Collect all lines below with the string "Anarchy".

> _DATASET EXTRACT_:

........

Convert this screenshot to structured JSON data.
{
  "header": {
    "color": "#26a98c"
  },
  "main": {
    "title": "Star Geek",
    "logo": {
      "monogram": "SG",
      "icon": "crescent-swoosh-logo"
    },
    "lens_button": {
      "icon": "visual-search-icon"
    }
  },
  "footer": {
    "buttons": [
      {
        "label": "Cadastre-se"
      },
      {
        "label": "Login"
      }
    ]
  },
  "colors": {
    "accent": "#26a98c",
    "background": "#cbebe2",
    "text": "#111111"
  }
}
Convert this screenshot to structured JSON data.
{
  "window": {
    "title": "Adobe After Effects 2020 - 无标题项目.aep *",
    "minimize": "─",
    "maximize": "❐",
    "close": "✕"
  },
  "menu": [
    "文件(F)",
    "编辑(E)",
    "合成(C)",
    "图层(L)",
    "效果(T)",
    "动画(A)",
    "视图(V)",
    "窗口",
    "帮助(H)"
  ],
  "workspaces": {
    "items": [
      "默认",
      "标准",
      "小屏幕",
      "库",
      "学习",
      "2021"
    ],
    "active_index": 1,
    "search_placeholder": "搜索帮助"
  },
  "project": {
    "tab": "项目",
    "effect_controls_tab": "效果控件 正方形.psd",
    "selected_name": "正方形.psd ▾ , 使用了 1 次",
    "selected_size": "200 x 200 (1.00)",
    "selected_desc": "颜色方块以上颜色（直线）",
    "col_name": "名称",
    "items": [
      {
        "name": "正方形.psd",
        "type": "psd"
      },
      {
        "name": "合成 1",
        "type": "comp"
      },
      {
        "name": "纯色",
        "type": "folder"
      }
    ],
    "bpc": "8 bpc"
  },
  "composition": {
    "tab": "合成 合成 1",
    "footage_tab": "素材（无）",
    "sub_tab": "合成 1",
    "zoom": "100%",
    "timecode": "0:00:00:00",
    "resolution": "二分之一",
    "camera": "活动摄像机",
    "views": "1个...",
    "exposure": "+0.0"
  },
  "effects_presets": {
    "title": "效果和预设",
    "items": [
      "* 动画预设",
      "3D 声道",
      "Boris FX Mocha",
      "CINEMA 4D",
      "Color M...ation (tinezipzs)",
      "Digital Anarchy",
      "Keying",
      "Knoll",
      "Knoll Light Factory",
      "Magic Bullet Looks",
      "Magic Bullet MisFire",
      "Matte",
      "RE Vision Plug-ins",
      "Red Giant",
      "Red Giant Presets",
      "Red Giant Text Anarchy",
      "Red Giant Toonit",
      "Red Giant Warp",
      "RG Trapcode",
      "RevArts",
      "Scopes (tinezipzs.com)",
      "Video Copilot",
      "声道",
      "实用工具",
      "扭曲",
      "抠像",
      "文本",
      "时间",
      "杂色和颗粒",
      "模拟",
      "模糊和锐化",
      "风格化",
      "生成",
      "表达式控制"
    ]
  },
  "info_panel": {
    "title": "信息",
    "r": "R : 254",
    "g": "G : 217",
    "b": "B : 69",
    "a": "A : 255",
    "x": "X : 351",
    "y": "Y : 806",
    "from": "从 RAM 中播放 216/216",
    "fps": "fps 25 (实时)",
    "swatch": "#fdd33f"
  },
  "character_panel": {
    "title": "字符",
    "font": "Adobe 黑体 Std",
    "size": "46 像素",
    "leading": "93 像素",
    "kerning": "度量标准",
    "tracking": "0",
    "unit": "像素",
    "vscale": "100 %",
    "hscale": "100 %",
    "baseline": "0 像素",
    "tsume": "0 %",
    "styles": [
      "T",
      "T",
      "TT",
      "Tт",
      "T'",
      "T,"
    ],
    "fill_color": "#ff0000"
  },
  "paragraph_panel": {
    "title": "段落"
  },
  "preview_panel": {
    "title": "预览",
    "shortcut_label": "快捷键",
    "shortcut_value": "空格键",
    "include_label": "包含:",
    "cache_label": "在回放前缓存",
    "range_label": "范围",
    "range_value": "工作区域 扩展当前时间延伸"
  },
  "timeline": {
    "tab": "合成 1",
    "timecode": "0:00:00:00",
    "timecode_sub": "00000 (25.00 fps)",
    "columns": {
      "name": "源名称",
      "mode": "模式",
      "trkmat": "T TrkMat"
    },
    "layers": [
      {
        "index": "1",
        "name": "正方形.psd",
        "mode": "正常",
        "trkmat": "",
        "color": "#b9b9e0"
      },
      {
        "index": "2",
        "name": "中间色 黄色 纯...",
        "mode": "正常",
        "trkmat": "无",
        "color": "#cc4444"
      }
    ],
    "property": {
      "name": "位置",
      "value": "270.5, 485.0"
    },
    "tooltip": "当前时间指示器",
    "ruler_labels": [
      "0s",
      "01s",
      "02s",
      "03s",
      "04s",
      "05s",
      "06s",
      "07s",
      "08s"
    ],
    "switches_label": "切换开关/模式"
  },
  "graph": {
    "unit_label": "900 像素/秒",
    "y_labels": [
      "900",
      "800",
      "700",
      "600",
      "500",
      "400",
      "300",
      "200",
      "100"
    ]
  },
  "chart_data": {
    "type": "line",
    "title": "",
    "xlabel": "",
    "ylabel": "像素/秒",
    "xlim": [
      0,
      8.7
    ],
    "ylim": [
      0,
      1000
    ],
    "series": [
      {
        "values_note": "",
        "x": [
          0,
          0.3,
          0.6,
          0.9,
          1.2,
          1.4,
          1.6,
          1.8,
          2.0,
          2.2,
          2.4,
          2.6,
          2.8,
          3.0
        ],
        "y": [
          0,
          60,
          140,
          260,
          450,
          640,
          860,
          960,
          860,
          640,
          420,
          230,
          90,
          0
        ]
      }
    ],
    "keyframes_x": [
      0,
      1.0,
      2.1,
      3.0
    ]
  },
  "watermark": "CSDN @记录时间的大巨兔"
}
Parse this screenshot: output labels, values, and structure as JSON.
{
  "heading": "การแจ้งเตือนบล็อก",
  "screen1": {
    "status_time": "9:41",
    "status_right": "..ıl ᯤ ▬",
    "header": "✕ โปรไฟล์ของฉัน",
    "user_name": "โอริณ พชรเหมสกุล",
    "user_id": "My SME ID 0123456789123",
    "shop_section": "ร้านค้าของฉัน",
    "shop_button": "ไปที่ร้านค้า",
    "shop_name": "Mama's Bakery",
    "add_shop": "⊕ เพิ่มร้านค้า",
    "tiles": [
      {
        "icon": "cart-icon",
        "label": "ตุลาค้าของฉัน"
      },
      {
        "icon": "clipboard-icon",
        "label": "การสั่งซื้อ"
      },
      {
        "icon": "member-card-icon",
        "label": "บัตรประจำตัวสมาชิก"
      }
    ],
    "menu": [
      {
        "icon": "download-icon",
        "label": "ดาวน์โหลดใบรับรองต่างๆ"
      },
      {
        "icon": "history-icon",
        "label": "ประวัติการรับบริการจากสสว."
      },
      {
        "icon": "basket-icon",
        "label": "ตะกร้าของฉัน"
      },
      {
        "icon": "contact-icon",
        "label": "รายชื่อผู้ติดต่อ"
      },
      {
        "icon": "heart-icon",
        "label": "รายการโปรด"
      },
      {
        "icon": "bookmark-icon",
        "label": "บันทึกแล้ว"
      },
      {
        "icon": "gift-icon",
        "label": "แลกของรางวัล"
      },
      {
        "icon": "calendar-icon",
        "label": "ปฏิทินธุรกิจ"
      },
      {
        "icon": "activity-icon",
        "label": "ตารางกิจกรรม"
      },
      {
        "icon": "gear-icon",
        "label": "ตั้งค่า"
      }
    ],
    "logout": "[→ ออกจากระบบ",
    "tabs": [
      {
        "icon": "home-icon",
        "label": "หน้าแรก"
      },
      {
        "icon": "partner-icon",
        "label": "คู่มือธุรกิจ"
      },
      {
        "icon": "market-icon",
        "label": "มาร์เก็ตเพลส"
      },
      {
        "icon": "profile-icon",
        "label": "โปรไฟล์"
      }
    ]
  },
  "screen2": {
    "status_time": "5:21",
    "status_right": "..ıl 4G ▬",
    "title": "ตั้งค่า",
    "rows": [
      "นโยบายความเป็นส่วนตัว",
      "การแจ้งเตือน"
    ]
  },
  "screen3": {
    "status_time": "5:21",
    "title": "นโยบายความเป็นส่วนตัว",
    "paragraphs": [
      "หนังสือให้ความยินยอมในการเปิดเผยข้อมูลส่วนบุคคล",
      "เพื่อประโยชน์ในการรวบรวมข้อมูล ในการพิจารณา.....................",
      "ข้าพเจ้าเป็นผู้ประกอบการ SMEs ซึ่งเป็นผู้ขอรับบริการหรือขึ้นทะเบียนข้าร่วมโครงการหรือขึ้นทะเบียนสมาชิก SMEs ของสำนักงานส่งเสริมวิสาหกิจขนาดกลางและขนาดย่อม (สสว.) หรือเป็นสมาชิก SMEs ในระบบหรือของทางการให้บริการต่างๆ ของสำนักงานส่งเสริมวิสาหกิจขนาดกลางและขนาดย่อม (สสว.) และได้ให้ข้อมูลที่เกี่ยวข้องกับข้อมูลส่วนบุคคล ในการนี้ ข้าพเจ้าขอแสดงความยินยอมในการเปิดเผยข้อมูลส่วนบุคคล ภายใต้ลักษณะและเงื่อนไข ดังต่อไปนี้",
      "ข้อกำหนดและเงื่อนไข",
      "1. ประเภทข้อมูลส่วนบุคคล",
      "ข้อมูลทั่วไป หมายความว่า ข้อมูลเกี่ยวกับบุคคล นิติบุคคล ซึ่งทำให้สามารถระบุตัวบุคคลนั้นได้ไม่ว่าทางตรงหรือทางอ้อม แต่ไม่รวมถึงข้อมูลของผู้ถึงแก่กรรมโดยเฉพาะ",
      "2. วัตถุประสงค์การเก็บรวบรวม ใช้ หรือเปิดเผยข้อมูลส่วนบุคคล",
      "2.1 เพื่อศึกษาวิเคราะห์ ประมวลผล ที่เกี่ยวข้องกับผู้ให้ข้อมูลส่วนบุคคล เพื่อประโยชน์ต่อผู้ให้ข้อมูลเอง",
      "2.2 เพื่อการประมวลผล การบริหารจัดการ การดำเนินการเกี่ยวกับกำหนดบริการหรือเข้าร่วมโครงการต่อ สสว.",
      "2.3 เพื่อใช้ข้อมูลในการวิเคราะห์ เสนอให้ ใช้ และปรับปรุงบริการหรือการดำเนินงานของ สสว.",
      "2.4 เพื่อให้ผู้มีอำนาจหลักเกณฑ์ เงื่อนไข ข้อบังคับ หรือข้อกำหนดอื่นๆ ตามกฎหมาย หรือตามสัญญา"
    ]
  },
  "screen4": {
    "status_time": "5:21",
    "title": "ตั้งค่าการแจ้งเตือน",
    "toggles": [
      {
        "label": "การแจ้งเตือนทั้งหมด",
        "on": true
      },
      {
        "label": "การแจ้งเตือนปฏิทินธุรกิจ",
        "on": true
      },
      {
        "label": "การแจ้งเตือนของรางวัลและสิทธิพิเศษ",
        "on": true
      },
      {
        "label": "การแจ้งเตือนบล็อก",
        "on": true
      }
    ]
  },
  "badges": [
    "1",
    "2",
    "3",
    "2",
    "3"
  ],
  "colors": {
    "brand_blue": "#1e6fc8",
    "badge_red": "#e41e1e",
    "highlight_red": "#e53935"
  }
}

........

> _FINISHED ANSWER_:
      "Digital Anarchy",
      "Red Giant Text Anarchy",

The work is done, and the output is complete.